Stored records
▬▬▬▬▬▬

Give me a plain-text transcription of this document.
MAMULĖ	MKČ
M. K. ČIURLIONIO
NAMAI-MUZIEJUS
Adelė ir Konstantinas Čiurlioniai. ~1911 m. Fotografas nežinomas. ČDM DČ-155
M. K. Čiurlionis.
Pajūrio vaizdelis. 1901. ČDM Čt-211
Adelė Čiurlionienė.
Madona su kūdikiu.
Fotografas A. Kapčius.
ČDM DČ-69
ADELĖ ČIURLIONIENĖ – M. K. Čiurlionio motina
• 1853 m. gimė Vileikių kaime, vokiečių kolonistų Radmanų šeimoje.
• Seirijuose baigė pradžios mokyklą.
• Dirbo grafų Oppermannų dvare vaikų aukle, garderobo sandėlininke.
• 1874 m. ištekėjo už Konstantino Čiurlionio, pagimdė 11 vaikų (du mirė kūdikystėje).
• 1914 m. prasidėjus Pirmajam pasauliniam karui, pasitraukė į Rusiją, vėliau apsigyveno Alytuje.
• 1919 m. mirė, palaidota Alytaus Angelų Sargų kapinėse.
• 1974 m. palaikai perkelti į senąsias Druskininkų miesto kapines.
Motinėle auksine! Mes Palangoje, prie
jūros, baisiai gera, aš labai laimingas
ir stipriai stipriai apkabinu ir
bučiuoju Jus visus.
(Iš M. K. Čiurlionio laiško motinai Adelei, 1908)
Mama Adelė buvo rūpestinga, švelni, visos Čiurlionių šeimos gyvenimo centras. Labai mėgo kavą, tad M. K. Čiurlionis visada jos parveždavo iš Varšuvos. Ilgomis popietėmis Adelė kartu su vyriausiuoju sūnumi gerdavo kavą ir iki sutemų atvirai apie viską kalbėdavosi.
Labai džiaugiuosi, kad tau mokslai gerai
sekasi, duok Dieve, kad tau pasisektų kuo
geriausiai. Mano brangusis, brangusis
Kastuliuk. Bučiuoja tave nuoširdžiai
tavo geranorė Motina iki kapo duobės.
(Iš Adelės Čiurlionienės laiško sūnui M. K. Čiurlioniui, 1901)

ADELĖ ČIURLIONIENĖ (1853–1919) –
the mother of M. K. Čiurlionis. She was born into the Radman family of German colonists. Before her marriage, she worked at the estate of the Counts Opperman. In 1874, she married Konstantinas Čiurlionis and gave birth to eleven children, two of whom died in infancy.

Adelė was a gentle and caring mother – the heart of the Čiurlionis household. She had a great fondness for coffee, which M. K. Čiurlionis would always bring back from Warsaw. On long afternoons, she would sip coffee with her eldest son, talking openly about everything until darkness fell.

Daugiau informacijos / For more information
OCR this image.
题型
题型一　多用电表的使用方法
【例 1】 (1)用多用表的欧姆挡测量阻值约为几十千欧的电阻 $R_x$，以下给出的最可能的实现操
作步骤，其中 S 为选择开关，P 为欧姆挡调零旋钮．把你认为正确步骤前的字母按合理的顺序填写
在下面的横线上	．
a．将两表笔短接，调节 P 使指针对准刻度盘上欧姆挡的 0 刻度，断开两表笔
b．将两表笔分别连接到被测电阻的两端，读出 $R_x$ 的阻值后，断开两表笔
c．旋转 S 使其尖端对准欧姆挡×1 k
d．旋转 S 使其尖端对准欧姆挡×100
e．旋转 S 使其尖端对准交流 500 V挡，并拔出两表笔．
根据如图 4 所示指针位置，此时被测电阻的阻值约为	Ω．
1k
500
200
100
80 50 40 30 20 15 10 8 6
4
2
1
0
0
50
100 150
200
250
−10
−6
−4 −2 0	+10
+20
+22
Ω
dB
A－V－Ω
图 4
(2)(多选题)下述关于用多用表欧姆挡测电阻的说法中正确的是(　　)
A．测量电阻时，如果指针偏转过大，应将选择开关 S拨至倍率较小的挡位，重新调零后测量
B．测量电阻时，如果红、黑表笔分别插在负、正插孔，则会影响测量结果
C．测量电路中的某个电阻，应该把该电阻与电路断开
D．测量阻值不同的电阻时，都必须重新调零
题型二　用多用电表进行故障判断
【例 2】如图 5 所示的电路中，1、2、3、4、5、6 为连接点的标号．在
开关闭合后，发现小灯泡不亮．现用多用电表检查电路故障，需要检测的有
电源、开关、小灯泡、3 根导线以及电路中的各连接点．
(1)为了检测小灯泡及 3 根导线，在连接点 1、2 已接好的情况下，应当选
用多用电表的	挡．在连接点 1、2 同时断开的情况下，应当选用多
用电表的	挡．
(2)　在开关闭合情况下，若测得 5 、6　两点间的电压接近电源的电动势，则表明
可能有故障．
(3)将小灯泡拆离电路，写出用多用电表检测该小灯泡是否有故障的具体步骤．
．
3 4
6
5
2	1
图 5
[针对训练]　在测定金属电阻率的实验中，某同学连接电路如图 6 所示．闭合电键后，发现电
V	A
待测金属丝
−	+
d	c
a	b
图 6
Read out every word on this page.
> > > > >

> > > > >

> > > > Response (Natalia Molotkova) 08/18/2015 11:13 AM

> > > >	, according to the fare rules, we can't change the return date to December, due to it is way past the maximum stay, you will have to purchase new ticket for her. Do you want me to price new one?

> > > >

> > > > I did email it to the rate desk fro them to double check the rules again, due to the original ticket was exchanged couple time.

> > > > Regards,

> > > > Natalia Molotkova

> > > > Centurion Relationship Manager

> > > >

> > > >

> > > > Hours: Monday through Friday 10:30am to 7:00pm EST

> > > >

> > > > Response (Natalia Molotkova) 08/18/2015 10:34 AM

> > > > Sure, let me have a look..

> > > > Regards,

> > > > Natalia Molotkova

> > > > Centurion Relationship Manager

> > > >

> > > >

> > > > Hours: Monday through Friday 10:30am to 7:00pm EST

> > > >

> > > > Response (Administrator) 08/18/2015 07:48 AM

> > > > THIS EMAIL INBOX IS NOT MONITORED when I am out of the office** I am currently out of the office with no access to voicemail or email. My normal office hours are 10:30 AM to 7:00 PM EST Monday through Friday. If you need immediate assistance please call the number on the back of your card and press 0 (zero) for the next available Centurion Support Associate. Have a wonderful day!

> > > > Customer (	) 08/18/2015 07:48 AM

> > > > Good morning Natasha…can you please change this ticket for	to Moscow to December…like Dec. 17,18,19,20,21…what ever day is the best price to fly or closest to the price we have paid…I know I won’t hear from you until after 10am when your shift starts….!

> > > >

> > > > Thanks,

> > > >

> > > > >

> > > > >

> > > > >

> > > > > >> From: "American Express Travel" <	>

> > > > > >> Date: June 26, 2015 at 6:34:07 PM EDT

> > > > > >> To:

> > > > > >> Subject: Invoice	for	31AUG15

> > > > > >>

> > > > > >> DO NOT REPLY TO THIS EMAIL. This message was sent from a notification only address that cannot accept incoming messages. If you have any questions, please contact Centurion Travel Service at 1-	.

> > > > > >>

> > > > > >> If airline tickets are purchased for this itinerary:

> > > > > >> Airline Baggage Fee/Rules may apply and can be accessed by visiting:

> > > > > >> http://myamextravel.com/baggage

▬▬▬▬▬▬

Count how many lines include the string "在连接点". Nothing but the number is needed.

* [COMPLETE OUTPUT]: 2